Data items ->
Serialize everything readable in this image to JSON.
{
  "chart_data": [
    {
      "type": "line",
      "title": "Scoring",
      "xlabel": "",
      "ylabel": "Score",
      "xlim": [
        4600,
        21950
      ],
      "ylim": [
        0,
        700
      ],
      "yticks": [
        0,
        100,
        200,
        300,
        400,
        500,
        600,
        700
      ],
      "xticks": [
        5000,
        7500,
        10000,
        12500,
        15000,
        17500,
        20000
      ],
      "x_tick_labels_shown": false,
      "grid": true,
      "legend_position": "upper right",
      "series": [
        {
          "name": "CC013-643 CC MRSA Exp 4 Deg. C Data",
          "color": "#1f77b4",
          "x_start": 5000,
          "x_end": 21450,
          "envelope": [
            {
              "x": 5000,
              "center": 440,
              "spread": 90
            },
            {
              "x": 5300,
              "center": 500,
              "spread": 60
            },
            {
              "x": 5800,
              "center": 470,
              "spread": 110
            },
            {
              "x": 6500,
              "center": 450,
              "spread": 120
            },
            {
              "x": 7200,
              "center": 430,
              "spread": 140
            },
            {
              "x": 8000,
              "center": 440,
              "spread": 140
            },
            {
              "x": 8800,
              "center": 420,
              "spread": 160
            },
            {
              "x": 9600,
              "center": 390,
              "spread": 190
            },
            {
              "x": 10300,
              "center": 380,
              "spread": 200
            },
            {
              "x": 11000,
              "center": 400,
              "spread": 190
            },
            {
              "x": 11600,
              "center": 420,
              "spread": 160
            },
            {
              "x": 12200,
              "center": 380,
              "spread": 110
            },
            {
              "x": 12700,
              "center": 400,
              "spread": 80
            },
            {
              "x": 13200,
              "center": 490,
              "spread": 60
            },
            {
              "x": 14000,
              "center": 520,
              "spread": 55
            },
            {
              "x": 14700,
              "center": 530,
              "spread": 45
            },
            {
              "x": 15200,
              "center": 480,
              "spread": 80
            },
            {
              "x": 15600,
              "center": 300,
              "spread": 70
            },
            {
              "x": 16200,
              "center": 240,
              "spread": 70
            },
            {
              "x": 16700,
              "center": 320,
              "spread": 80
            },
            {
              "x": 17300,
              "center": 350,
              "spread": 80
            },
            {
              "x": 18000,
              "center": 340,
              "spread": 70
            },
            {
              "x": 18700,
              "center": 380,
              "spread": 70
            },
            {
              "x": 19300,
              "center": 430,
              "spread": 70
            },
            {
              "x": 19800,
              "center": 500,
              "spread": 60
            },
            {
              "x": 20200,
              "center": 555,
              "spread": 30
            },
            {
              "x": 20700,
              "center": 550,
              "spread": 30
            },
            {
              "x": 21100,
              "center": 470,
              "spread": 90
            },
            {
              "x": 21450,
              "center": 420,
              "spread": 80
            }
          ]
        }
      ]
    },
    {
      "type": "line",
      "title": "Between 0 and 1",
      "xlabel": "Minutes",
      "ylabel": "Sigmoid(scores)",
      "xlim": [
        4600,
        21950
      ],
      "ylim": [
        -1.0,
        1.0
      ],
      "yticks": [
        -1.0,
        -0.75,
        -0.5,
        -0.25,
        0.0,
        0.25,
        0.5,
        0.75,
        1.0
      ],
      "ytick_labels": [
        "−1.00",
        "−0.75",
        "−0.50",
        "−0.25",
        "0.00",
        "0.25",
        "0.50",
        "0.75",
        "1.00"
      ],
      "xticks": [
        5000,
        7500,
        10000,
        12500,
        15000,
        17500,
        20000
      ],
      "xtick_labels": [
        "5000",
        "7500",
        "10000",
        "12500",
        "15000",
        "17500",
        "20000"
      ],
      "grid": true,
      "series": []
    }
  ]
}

Task brief -> Copy out every line of the listing that includes the string "ylabel".

Solution ->
      "ylabel": "Score",
      "ylabel": "Sigmoid(scores)",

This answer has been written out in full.